* BEGIN Text to read *

Tram tales
During the period from 2008 to 2014, I spent a great deal of time commuting into Sheffield on the Supertram. It was a reasonably long journey – around 40 minutes each way – which afforded plenty of time to think and observe, and after a while I got into the habit of writing tweets to pass the time. It was a bit like a game or a puzzle: I’d spot something interesting and attempt to distil what I saw into 140 characters. Tram travel is a fairly mundane affair, but I found that it holds its own unique and understated interest and I attempted to convey some of that in my tweets. At the time, people were kind enough to say that they enjoyed reading them and some people suggested that I compile them. For me they hold a certain sentimental value being as they are a record of my often dreary commutes through Sheffield: a city that for all its architectural mishaps has a special charm that is hard to describe. When Twitter released its export function, I therefore decided to put my tram tweets together and create a blog post so that I or anyone else could read them.
30 July 2010
I’ve watched helplessly from the tram as a bounce-starved spacehopper in an office window has faded from a blood orange to a pale sunset.
24 August 2010
Two young lads on the tram are asking their mum why I’m writing words and drawing arrows! Maybe one day they will be as confused as I am.
1 October 2010
Couple opposite on tram are doing lots of kissing, chewing of gum and blowing of bubbles. Their obvious bliss overrides potential annoyance.
22 October 2010
It’s amazing to think that if Def Leppard had been less successful, they might have been sitting on this tram right now. Ignoring me.
22 October 2010
One of the big, loud, bald-headed conductors is working the tram today. This one’s my favourite. Teenagers lose their powers around him.
25 October 2010
Woman opposite on tram has one leg either side of my legs (overlapping). Apparently she has no idea how legs are normally arranged on trams.

* END Text to read *

» To be done
1 – In the tram tweets post, write out everything from "30 July 2010" down to "now. Ignoring me.", substituting "beach ball" for "spacehopper".
2 – Translate this sentence from the tram tweets post into French: "Tram travel is a fairly mundane affair, but I found that it holds its own unique and understated interest and I attempted to convey some of that in my tweets."
3 – List each distinct date that heads a tweet in the tram tweets post.

* BEGIN Data provided *

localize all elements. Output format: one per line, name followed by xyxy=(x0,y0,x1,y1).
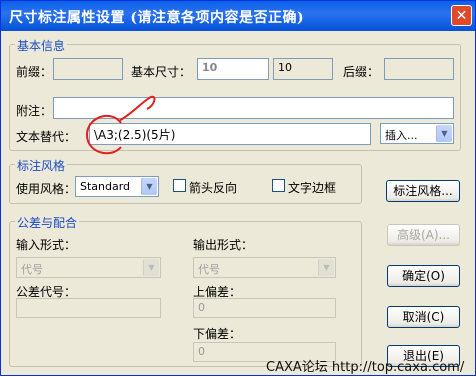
chevron-down-icon: ▼ xyxy=(143,259,159,276)
use-style-label: 使用风格： xyxy=(16,182,77,196)
tolerance-group-title: 公差与配合 xyxy=(15,214,80,231)
dimension-properties-dialog: 尺寸标注属性设置 (请注意各项内容是否正确) ✕ 基本信息 前缀： 基本尺寸： … xyxy=(0,0,476,376)
style-select[interactable]: Standard ▼ xyxy=(75,176,159,197)
upper-deviation-field[interactable]: 0 xyxy=(193,298,336,318)
chevron-down-icon: ▼ xyxy=(141,178,157,195)
arrow-reverse-label: 箭头反向 xyxy=(189,181,238,195)
tolerance-code-field[interactable] xyxy=(16,298,161,318)
input-form-value: 代号 xyxy=(21,263,43,276)
watermark: CAXA论坛 http://top.caxa.com/ xyxy=(266,360,465,375)
output-form-label: 输出形式： xyxy=(193,238,254,252)
advanced-button[interactable]: 高级(A)... xyxy=(387,224,460,246)
style-group-title: 标注风格 xyxy=(15,157,68,174)
style-select-value: Standard xyxy=(80,180,131,193)
input-form-select[interactable]: 代号 ▼ xyxy=(16,257,161,278)
style-settings-button[interactable]: 标注风格... xyxy=(386,180,460,202)
cancel-button[interactable]: 取消(C) xyxy=(387,306,460,328)
arrow-reverse-checkbox[interactable] xyxy=(173,179,186,192)
ok-button[interactable]: 确定(O) xyxy=(387,265,460,287)
text-border-checkbox[interactable] xyxy=(272,179,285,192)
lower-deviation-label: 下偏差： xyxy=(193,327,242,341)
chevron-down-icon: ▼ xyxy=(318,259,334,276)
output-form-select[interactable]: 代号 ▼ xyxy=(193,257,336,278)
input-form-label: 输入形式： xyxy=(16,238,77,252)
text-border-label: 文字边框 xyxy=(288,181,337,195)
output-form-value: 代号 xyxy=(198,263,220,276)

* END Data provided *

» Solutions to each task
1 –
30 July 2010
I’ve watched helplessly from the tram as a bounce-starved beach ball in an office window has faded from a blood orange to a pale sunset.
24 August 2010
Two young lads on the tram are asking their mum why I’m writing words and drawing arrows! Maybe one day they will be as confused as I am.
1 October 2010
Couple opposite on tram are doing lots of kissing, chewing of gum and blowing of bubbles. Their obvious bliss overrides potential annoyance.
22 October 2010
It’s amazing to think that if Def Leppard had been less successful, they might have been sitting on this tram right now. Ignoring me.

2 – Voyager en tram est une affaire plutôt banale, mais j'ai trouvé que cela offre un intérêt bien à lui, unique et discret, et j'ai tenté d'en transmettre une partie dans mes tweets.

3 –
30 July 2010
24 August 2010
1 October 2010
22 October 2010
25 October 2010